> **EXERCISE GOAL**
Count, in the entries, the lines with "icon". Answer with the number only.
Start of DATASET ENTRIES
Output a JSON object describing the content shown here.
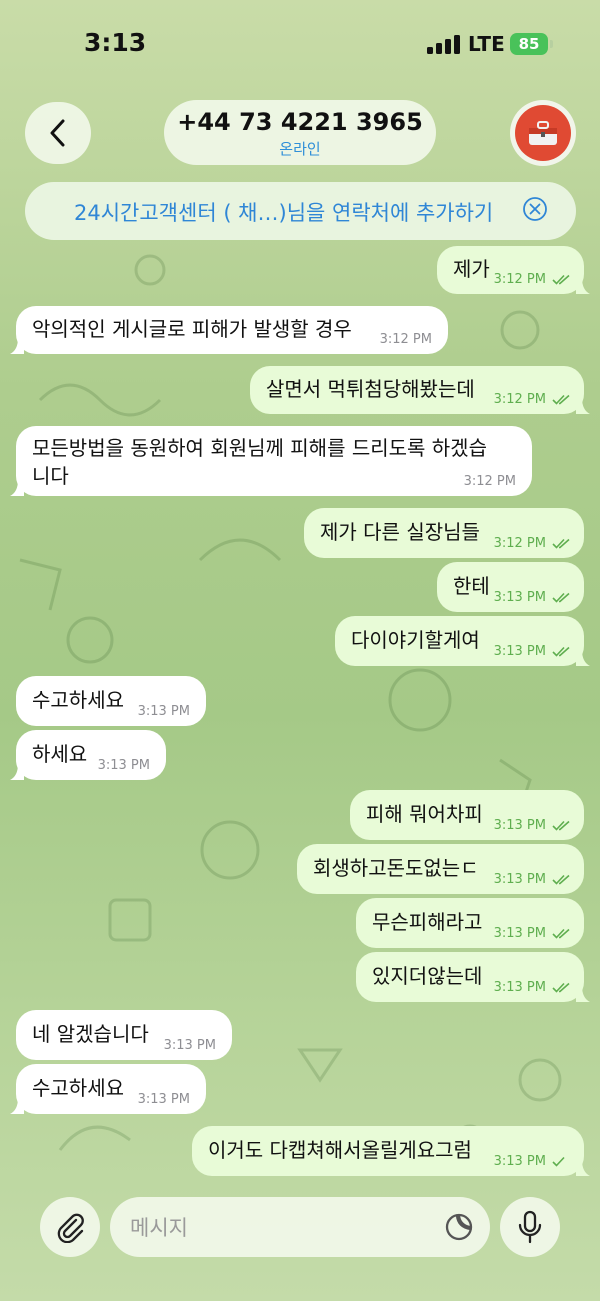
{
  "status_bar": {
    "time": "3:13",
    "network": "LTE",
    "battery": "85"
  },
  "header": {
    "title": "+44 73 4221 3965",
    "subtitle": "온라인",
    "back_icon": "chevron-left-icon",
    "avatar_icon": "toolbox-icon"
  },
  "add_contact_banner": {
    "text": "24시간고객센터 ( 채…)님을 연락처에 추가하기"
  },
  "messages": [
    {
      "dir": "out",
      "text": "제가",
      "time": "3:12 PM",
      "status": "read"
    },
    {
      "dir": "in",
      "text": "악의적인 게시글로 피해가 발생할 경우",
      "time": "3:12 PM"
    },
    {
      "dir": "out",
      "text": "살면서 먹튀첨당해봤는데",
      "time": "3:12 PM",
      "status": "read"
    },
    {
      "dir": "in",
      "lines": [
        "모든방법을 동원하여 회원님께 피해를 드리도록 하겠습",
        "니다"
      ],
      "time": "3:12 PM"
    },
    {
      "dir": "out",
      "text": "제가 다른 실장님들",
      "time": "3:12 PM",
      "status": "read"
    },
    {
      "dir": "out",
      "text": "한테",
      "time": "3:13 PM",
      "status": "read"
    },
    {
      "dir": "out",
      "text": "다이야기할게여",
      "time": "3:13 PM",
      "status": "read"
    },
    {
      "dir": "in",
      "text": "수고하세요",
      "time": "3:13 PM"
    },
    {
      "dir": "in",
      "text": "하세요",
      "time": "3:13 PM"
    },
    {
      "dir": "out",
      "text": "피해 뭐어차피",
      "time": "3:13 PM",
      "status": "read"
    },
    {
      "dir": "out",
      "text": "회생하고돈도없는ㄷ",
      "time": "3:13 PM",
      "status": "read"
    },
    {
      "dir": "out",
      "text": "무슨피해라고",
      "time": "3:13 PM",
      "status": "read"
    },
    {
      "dir": "out",
      "text": "있지더않는데",
      "time": "3:13 PM",
      "status": "read"
    },
    {
      "dir": "in",
      "text": "네 알겠습니다",
      "time": "3:13 PM"
    },
    {
      "dir": "in",
      "text": "수고하세요",
      "time": "3:13 PM"
    },
    {
      "dir": "out",
      "text": "이거도 다캡쳐해서올릴게요그럼",
      "time": "3:13 PM",
      "status": "sent"
    }
  ],
  "composer": {
    "placeholder": "메시지",
    "attach_icon": "paperclip-icon",
    "sticker_icon": "sticker-icon",
    "mic_icon": "microphone-icon"
  },
  "colors": {
    "incoming_bubble": "#ffffff",
    "outgoing_bubble": "#e8fbd7",
    "accent": "#2f86d6",
    "check": "#5fae4f",
    "battery": "#49c25a"
  }
}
End of DATASET ENTRIES
> **FINAL ANSWER**
5